## Exercise brief
Reproduce every record below exactly as written, leaving out any pictures.

*** Information provided

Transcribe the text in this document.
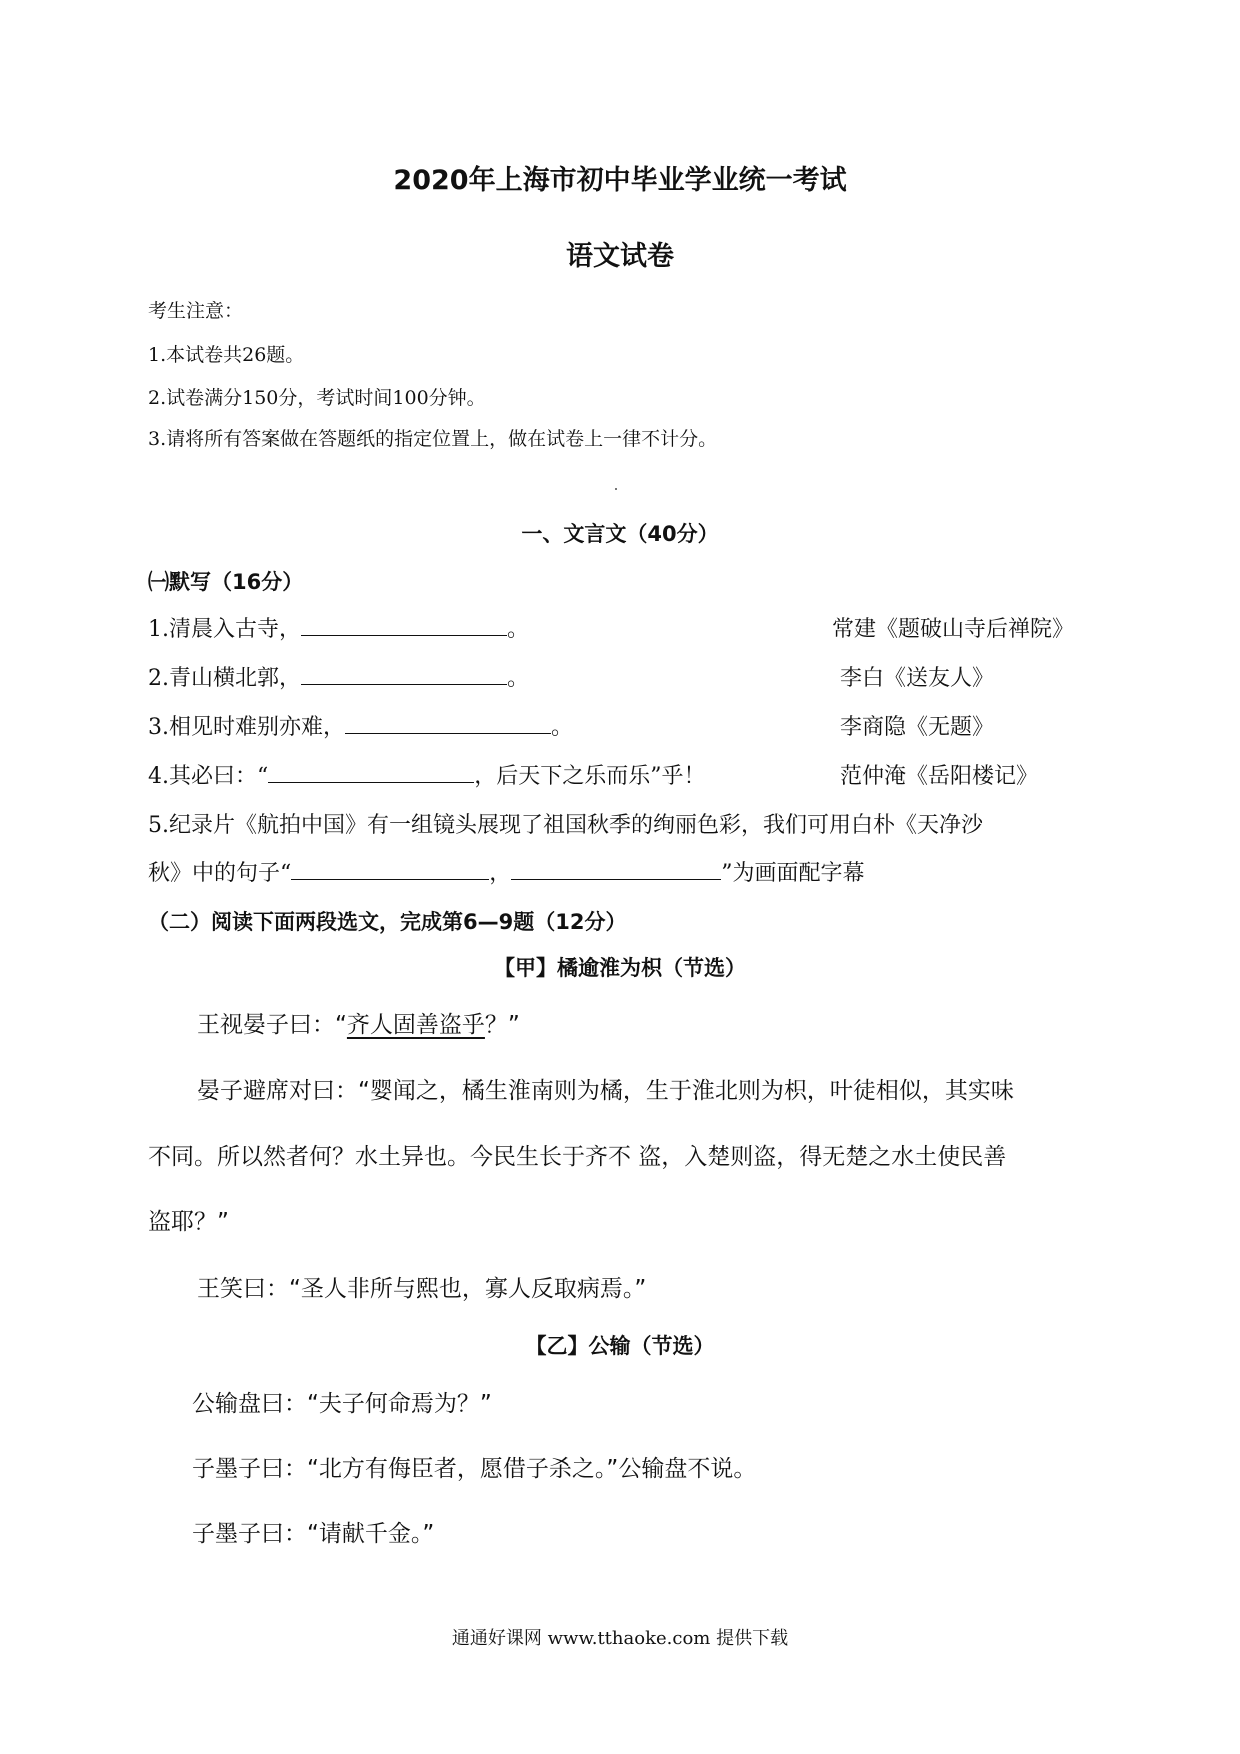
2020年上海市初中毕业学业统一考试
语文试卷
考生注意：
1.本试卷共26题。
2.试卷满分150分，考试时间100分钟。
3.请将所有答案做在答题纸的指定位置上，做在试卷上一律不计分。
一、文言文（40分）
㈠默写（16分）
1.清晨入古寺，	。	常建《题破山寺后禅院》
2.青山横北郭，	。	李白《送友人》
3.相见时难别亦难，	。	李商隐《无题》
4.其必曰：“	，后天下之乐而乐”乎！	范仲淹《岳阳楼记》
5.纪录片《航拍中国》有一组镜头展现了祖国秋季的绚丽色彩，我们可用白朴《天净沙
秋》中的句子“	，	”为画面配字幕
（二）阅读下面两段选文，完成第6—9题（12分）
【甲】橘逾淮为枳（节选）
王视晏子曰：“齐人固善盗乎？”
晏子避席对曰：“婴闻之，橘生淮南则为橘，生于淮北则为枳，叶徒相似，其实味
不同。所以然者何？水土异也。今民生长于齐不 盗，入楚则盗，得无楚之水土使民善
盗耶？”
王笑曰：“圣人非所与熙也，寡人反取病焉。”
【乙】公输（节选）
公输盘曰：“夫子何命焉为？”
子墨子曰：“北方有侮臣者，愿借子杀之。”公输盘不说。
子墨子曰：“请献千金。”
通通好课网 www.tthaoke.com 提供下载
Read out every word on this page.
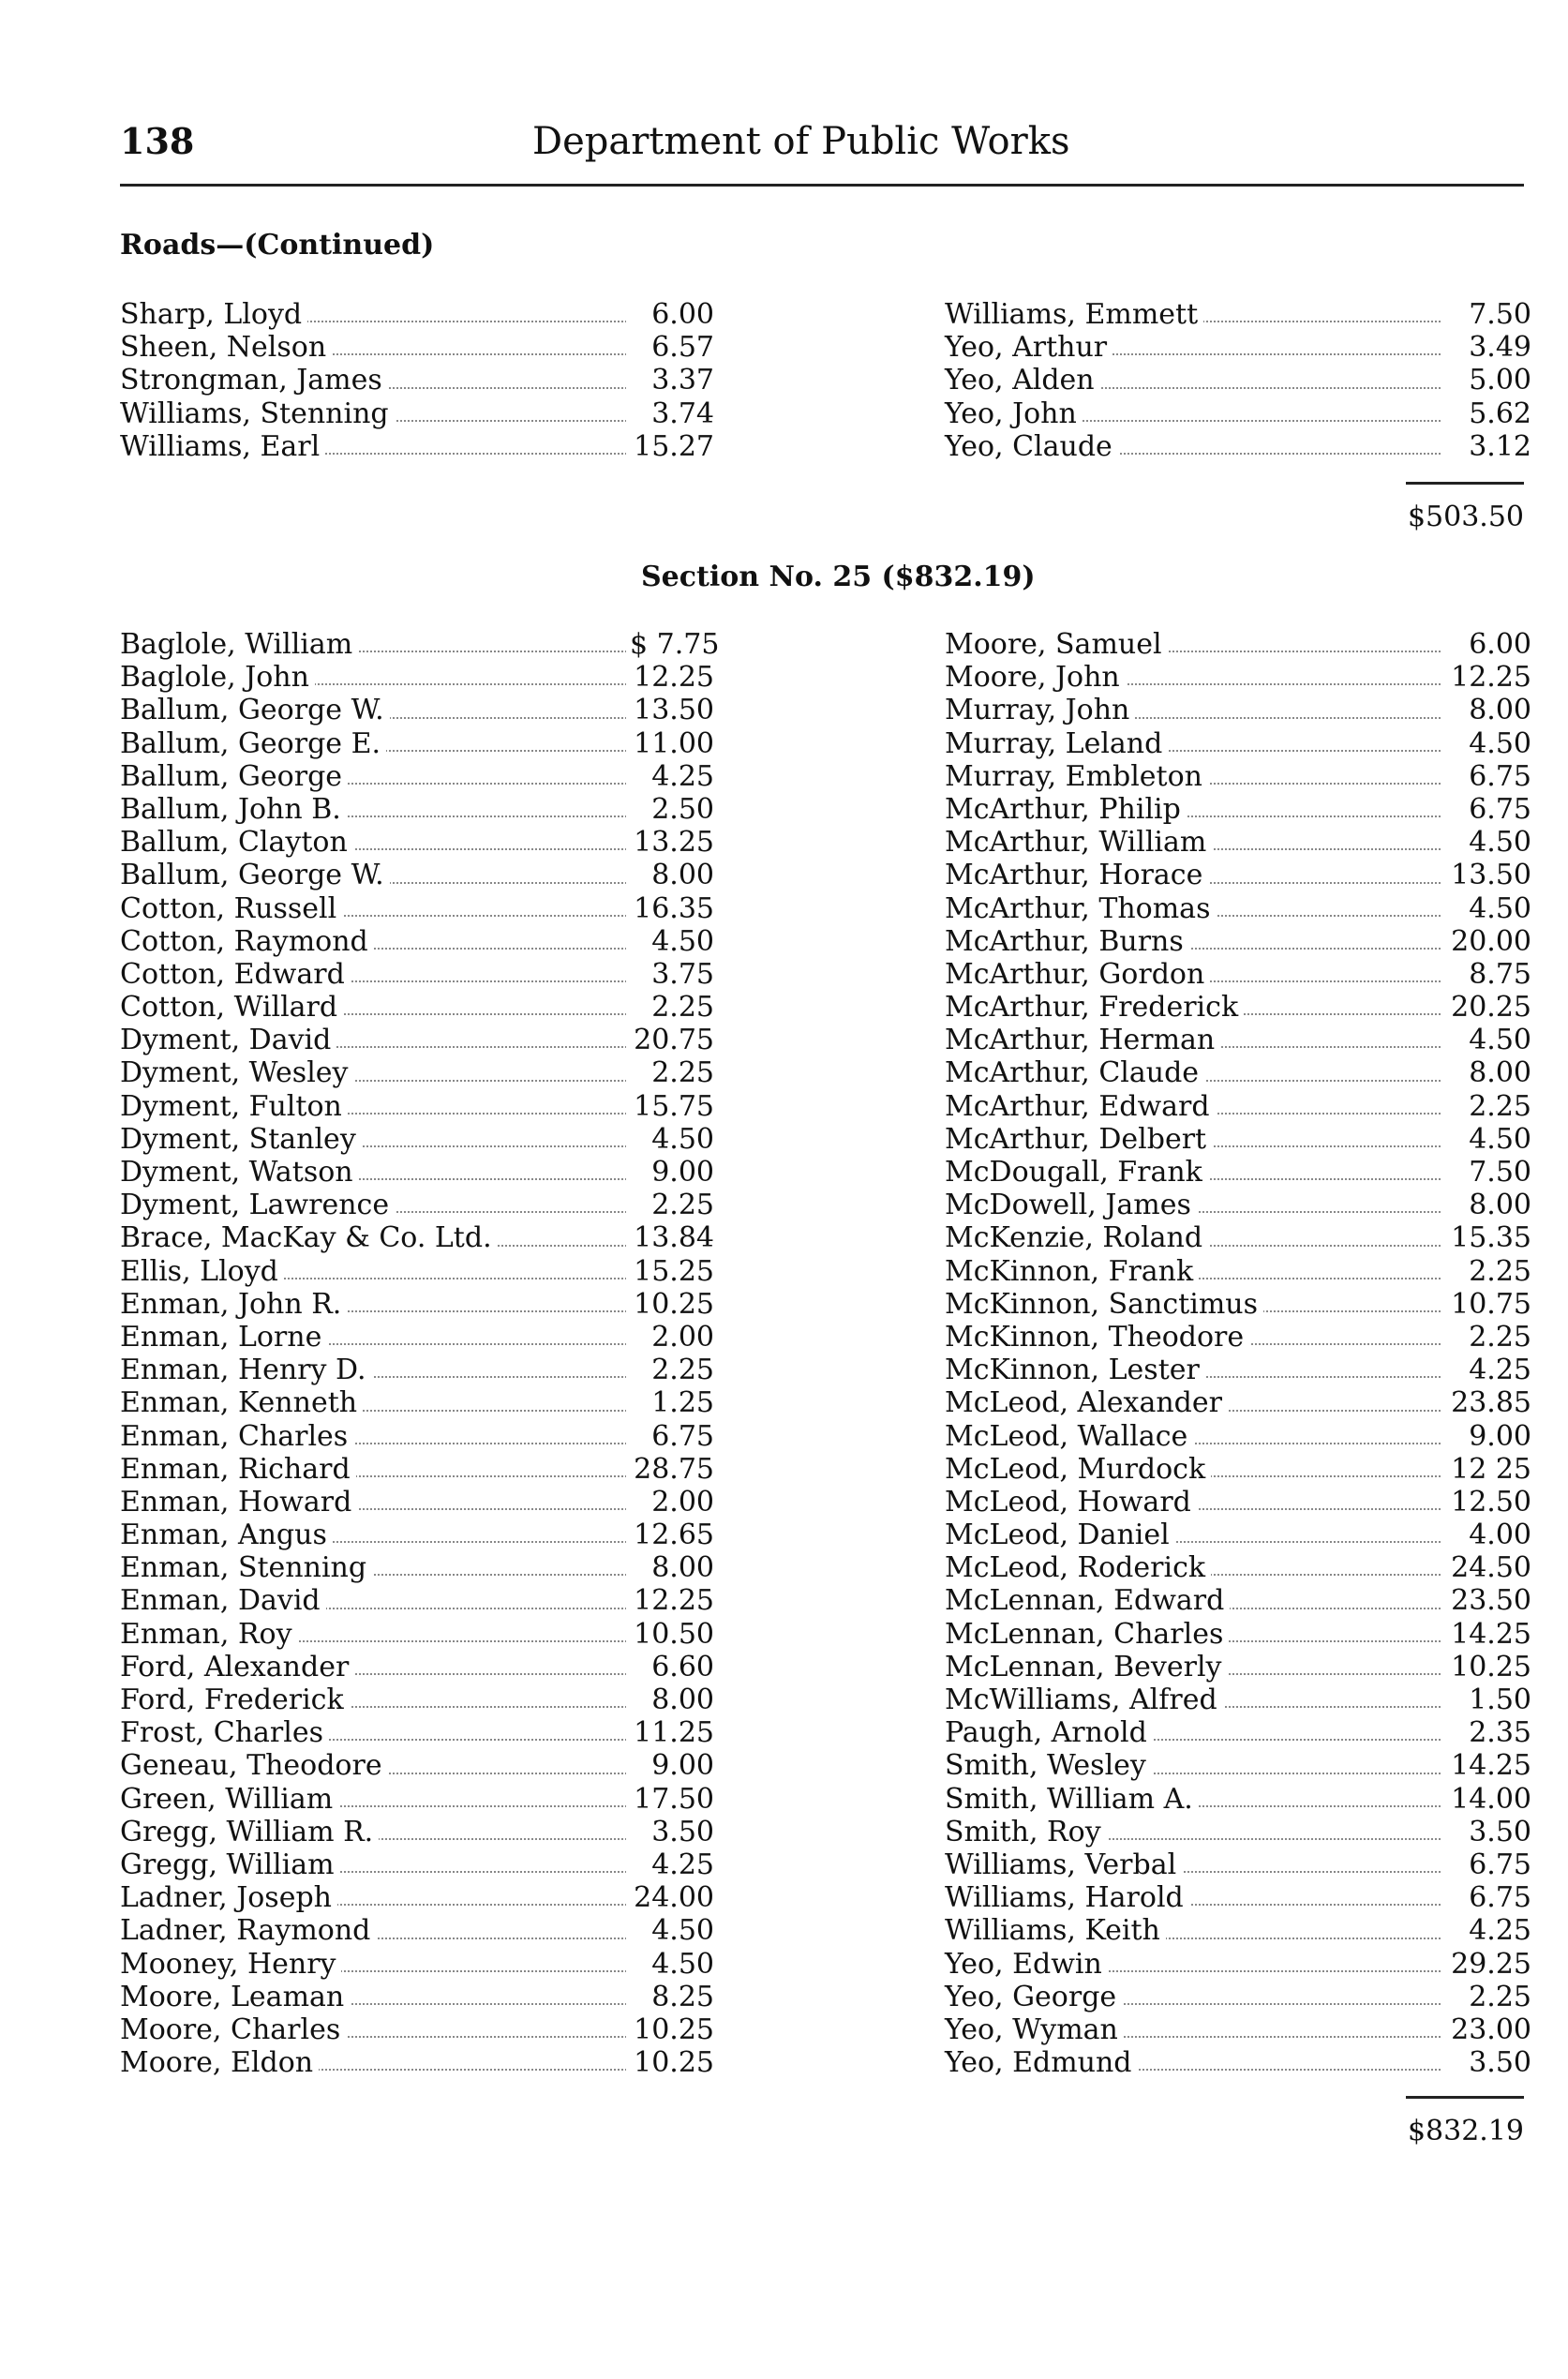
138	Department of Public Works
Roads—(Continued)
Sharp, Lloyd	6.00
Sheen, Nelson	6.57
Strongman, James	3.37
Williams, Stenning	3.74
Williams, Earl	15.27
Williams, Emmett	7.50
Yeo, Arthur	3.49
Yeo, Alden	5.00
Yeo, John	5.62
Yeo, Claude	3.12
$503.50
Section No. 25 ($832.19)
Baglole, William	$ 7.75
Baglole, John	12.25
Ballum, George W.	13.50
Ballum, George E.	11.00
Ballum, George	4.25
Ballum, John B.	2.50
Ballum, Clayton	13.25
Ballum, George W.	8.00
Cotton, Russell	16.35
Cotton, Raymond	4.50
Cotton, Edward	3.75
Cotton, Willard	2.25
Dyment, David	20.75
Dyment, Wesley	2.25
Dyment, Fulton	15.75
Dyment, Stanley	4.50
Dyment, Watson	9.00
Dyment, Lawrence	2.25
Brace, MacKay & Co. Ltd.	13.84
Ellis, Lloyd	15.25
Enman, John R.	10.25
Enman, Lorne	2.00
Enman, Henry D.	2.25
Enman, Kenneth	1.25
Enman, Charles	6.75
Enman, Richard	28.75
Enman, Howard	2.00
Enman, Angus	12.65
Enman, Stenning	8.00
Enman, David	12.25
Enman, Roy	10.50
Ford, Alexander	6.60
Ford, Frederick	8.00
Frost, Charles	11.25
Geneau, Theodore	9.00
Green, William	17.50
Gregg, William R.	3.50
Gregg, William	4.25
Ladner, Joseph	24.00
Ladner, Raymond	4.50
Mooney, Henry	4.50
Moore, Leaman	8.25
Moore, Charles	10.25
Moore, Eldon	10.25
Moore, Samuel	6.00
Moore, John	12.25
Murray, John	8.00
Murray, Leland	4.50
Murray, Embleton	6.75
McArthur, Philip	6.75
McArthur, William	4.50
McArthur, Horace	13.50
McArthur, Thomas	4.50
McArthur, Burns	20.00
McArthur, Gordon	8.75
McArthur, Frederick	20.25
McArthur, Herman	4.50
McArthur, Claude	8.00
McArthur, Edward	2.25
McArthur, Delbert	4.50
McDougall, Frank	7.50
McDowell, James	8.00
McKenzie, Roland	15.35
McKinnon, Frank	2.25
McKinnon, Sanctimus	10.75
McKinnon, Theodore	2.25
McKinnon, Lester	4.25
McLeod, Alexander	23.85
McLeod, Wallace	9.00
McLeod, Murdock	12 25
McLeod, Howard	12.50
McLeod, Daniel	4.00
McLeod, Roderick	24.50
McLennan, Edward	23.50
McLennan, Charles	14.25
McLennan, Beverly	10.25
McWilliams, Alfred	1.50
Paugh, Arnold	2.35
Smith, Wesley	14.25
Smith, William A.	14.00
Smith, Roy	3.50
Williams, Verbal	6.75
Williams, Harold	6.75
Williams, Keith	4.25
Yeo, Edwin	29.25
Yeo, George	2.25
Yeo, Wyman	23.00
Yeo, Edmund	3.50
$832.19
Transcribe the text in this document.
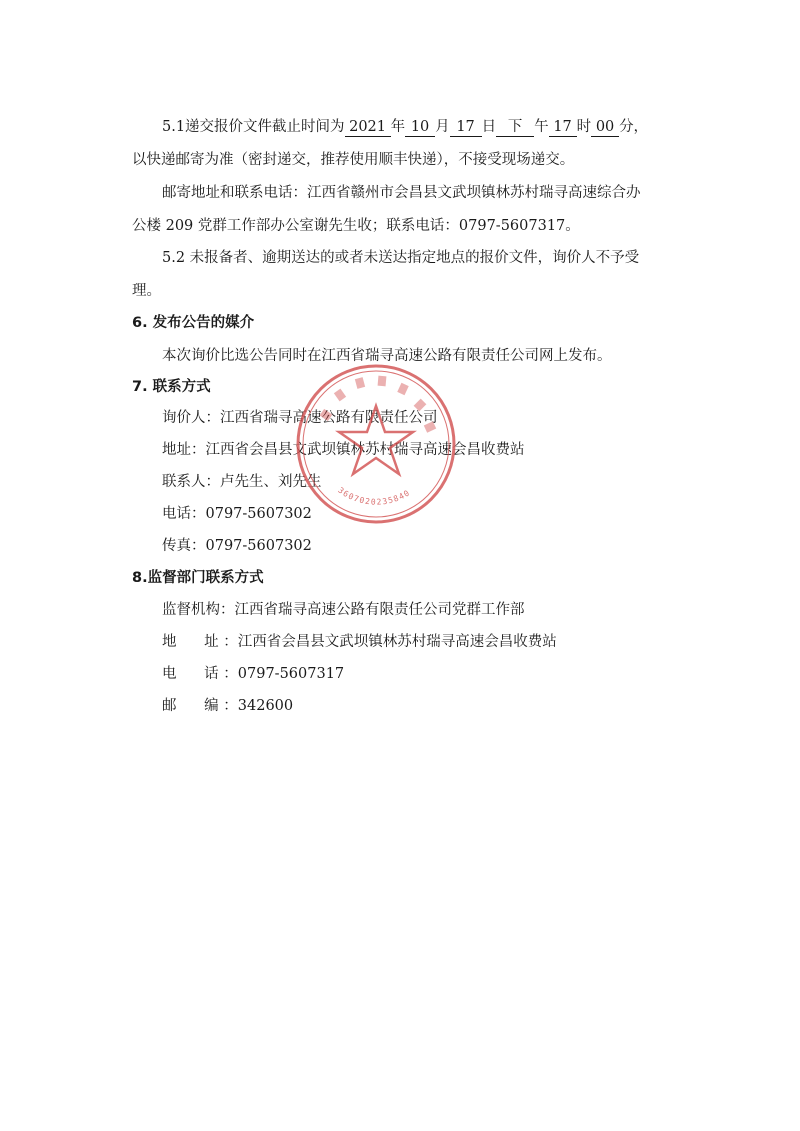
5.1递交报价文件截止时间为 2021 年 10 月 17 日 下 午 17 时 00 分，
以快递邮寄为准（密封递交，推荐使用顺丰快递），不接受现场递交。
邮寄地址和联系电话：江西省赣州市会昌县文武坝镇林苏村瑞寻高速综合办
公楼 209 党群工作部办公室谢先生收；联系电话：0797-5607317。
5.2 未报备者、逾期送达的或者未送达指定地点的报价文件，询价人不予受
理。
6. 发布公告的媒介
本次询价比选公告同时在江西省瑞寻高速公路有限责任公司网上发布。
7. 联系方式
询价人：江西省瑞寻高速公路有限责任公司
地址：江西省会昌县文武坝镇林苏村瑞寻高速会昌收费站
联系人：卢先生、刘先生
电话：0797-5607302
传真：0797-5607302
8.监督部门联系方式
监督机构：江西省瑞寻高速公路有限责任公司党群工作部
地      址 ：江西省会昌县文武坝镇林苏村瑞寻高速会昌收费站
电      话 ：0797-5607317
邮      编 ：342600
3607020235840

******

## Result of the exercise
Transcribe the text in this document.
2020年上海市初中毕业学业统一考试
语文试卷
考生注意：
1.本试卷共26题。
2.试卷满分150分，考试时间100分钟。
3.请将所有答案做在答题纸的指定位置上，做在试卷上一律不计分。
一、文言文（40分）
㈠默写（16分）
1.清晨入古寺，	。	常建《题破山寺后禅院》
2.青山横北郭，	。	李白《送友人》
3.相见时难别亦难，	。	李商隐《无题》
4.其必曰：“	，后天下之乐而乐”乎！	范仲淹《岳阳楼记》
5.纪录片《航拍中国》有一组镜头展现了祖国秋季的绚丽色彩，我们可用白朴《天净沙
秋》中的句子“	，	”为画面配字幕
（二）阅读下面两段选文，完成第6—9题（12分）
【甲】橘逾淮为枳（节选）
王视晏子曰：“齐人固善盗乎？”
晏子避席对曰：“婴闻之，橘生淮南则为橘，生于淮北则为枳，叶徒相似，其实味
不同。所以然者何？水土异也。今民生长于齐不 盗，入楚则盗，得无楚之水土使民善
盗耶？”
王笑曰：“圣人非所与熙也，寡人反取病焉。”
【乙】公输（节选）
公输盘曰：“夫子何命焉为？”
子墨子曰：“北方有侮臣者，愿借子杀之。”公输盘不说。
子墨子曰：“请献千金。”
通通好课网 www.tthaoke.com 提供下载
Read out every word on this page.
138	Department of Public Works
Roads—(Continued)
Sharp, Lloyd	6.00
Sheen, Nelson	6.57
Strongman, James	3.37
Williams, Stenning	3.74
Williams, Earl	15.27
Williams, Emmett	7.50
Yeo, Arthur	3.49
Yeo, Alden	5.00
Yeo, John	5.62
Yeo, Claude	3.12
$503.50
Section No. 25 ($832.19)
Baglole, William	$ 7.75
Baglole, John	12.25
Ballum, George W.	13.50
Ballum, George E.	11.00
Ballum, George	4.25
Ballum, John B.	2.50
Ballum, Clayton	13.25
Ballum, George W.	8.00
Cotton, Russell	16.35
Cotton, Raymond	4.50
Cotton, Edward	3.75
Cotton, Willard	2.25
Dyment, David	20.75
Dyment, Wesley	2.25
Dyment, Fulton	15.75
Dyment, Stanley	4.50
Dyment, Watson	9.00
Dyment, Lawrence	2.25
Brace, MacKay & Co. Ltd.	13.84
Ellis, Lloyd	15.25
Enman, John R.	10.25
Enman, Lorne	2.00
Enman, Henry D.	2.25
Enman, Kenneth	1.25
Enman, Charles	6.75
Enman, Richard	28.75
Enman, Howard	2.00
Enman, Angus	12.65
Enman, Stenning	8.00
Enman, David	12.25
Enman, Roy	10.50
Ford, Alexander	6.60
Ford, Frederick	8.00
Frost, Charles	11.25
Geneau, Theodore	9.00
Green, William	17.50
Gregg, William R.	3.50
Gregg, William	4.25
Ladner, Joseph	24.00
Ladner, Raymond	4.50
Mooney, Henry	4.50
Moore, Leaman	8.25
Moore, Charles	10.25
Moore, Eldon	10.25
Moore, Samuel	6.00
Moore, John	12.25
Murray, John	8.00
Murray, Leland	4.50
Murray, Embleton	6.75
McArthur, Philip	6.75
McArthur, William	4.50
McArthur, Horace	13.50
McArthur, Thomas	4.50
McArthur, Burns	20.00
McArthur, Gordon	8.75
McArthur, Frederick	20.25
McArthur, Herman	4.50
McArthur, Claude	8.00
McArthur, Edward	2.25
McArthur, Delbert	4.50
McDougall, Frank	7.50
McDowell, James	8.00
McKenzie, Roland	15.35
McKinnon, Frank	2.25
McKinnon, Sanctimus	10.75
McKinnon, Theodore	2.25
McKinnon, Lester	4.25
McLeod, Alexander	23.85
McLeod, Wallace	9.00
McLeod, Murdock	12 25
McLeod, Howard	12.50
McLeod, Daniel	4.00
McLeod, Roderick	24.50
McLennan, Edward	23.50
McLennan, Charles	14.25
McLennan, Beverly	10.25
McWilliams, Alfred	1.50
Paugh, Arnold	2.35
Smith, Wesley	14.25
Smith, William A.	14.00
Smith, Roy	3.50
Williams, Verbal	6.75
Williams, Harold	6.75
Williams, Keith	4.25
Yeo, Edwin	29.25
Yeo, George	2.25
Yeo, Wyman	23.00
Yeo, Edmund	3.50
$832.19
Transcribe the text in this document.
5.1递交报价文件截止时间为 2021 年 10 月 17 日 下 午 17 时 00 分，
以快递邮寄为准（密封递交，推荐使用顺丰快递），不接受现场递交。
邮寄地址和联系电话：江西省赣州市会昌县文武坝镇林苏村瑞寻高速综合办
公楼 209 党群工作部办公室谢先生收；联系电话：0797-5607317。
5.2 未报备者、逾期送达的或者未送达指定地点的报价文件，询价人不予受
理。
6. 发布公告的媒介
本次询价比选公告同时在江西省瑞寻高速公路有限责任公司网上发布。
7. 联系方式
询价人：江西省瑞寻高速公路有限责任公司
地址：江西省会昌县文武坝镇林苏村瑞寻高速会昌收费站
联系人：卢先生、刘先生
电话：0797-5607302
传真：0797-5607302
8.监督部门联系方式
监督机构：江西省瑞寻高速公路有限责任公司党群工作部
地      址 ：江西省会昌县文武坝镇林苏村瑞寻高速会昌收费站
电      话 ：0797-5607317
邮      编 ：342600
3607020235840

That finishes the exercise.